What the exercise asks — Gather from the material every line that contains the string "deportation".

Extracted data —
══════

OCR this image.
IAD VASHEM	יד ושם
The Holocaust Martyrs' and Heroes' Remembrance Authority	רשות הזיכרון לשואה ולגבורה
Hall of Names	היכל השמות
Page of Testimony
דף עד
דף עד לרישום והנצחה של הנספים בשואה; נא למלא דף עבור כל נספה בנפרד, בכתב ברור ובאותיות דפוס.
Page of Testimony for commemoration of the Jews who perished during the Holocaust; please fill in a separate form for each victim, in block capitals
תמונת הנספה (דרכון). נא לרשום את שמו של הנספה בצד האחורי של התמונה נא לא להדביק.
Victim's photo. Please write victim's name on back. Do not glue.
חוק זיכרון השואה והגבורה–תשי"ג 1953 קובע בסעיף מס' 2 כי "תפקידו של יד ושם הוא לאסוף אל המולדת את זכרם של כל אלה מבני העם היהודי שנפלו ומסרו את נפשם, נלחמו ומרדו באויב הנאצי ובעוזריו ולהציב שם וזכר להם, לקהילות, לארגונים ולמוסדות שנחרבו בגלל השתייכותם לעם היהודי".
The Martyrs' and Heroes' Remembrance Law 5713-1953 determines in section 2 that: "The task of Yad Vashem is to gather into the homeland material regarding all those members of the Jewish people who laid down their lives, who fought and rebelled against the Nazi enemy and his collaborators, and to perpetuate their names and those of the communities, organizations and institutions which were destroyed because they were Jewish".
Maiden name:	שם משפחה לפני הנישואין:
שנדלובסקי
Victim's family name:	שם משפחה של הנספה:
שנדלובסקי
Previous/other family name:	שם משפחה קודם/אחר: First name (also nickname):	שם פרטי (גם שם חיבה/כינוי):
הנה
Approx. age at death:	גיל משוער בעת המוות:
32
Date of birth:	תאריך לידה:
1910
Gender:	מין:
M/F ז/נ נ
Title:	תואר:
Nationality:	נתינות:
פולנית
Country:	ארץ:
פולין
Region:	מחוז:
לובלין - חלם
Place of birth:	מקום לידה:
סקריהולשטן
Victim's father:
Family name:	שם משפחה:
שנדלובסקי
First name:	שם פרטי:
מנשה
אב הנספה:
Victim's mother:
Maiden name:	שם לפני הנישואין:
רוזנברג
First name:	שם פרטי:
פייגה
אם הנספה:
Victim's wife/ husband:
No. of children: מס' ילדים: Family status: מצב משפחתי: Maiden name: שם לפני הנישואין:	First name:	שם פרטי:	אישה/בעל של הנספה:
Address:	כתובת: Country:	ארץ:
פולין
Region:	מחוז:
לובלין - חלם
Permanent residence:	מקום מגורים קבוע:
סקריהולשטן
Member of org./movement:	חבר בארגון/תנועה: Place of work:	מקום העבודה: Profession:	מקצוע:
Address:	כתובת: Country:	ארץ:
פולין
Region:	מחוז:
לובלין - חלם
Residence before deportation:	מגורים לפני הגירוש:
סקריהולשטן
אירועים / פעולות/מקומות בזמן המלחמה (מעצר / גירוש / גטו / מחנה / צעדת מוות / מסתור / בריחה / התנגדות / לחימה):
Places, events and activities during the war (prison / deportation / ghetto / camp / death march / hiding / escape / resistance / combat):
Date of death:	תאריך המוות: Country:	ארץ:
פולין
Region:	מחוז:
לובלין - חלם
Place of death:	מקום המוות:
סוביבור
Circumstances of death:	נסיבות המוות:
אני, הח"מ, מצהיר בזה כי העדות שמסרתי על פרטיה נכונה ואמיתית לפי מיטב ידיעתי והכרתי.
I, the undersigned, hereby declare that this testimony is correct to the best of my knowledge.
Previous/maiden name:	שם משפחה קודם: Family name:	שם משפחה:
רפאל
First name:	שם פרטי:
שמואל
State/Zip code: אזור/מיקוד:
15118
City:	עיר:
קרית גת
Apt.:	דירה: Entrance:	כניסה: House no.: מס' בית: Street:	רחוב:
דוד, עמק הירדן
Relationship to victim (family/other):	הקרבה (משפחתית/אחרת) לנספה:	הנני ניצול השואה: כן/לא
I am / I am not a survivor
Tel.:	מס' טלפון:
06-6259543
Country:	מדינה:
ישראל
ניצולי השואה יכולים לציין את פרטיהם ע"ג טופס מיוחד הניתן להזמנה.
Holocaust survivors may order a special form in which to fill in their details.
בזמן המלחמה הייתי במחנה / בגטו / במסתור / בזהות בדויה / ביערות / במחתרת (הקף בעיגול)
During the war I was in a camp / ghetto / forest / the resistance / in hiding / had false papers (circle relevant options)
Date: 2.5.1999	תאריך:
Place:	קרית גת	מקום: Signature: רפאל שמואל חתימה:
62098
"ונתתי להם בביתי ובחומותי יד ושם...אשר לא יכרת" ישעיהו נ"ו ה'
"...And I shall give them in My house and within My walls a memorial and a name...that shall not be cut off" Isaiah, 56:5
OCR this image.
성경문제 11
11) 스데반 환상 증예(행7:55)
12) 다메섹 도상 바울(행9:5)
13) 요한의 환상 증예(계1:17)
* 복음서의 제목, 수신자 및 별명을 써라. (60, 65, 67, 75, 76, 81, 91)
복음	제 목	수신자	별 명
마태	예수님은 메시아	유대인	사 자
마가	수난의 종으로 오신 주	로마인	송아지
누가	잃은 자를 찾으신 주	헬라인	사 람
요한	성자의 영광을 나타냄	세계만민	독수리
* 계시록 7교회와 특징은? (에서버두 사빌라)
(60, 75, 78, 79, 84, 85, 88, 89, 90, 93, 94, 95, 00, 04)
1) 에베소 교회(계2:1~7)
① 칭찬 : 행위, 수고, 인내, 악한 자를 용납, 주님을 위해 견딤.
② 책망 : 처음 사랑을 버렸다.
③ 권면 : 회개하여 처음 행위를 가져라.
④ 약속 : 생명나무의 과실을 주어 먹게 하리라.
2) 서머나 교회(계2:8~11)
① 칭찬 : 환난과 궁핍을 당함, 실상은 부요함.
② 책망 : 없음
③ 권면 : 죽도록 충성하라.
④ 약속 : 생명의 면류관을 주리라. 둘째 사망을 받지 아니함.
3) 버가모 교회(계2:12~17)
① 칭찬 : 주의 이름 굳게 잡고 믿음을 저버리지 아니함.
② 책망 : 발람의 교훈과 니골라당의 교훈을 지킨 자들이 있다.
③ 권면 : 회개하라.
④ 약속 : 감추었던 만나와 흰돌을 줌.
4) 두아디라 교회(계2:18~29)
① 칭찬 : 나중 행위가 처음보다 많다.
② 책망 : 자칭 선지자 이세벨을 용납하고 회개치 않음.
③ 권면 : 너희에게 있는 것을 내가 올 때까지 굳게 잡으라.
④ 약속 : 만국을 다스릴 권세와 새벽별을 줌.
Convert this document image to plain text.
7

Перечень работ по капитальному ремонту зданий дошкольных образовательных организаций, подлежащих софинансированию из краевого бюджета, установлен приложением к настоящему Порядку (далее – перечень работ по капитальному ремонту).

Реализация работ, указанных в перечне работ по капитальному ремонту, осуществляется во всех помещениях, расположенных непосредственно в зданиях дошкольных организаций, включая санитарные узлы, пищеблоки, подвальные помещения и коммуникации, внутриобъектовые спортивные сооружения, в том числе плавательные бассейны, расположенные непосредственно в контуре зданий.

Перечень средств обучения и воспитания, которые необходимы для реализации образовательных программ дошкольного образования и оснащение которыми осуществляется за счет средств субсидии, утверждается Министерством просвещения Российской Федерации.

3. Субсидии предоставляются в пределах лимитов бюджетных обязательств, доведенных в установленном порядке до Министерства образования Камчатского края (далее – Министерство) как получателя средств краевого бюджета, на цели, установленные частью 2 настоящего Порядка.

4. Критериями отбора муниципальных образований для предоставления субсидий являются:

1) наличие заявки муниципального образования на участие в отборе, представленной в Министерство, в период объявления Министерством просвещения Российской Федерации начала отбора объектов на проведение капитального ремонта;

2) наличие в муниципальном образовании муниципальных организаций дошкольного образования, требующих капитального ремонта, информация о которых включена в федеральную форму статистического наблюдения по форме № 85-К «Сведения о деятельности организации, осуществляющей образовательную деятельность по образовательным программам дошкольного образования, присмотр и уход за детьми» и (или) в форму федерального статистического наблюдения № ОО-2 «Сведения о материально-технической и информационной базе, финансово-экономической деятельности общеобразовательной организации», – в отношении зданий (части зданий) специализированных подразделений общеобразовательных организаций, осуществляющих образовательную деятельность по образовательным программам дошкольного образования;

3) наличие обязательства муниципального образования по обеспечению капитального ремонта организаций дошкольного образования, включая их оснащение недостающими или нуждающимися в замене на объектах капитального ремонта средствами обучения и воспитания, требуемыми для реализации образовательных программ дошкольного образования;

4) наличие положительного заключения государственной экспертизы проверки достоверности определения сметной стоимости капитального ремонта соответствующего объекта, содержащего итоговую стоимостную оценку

══════

Full output —
Residence before deportation:	מגורים לפני הגירוש:
Places, events and activities during the war (prison / deportation / ghetto / camp / death march / hiding / escape / resistance / combat):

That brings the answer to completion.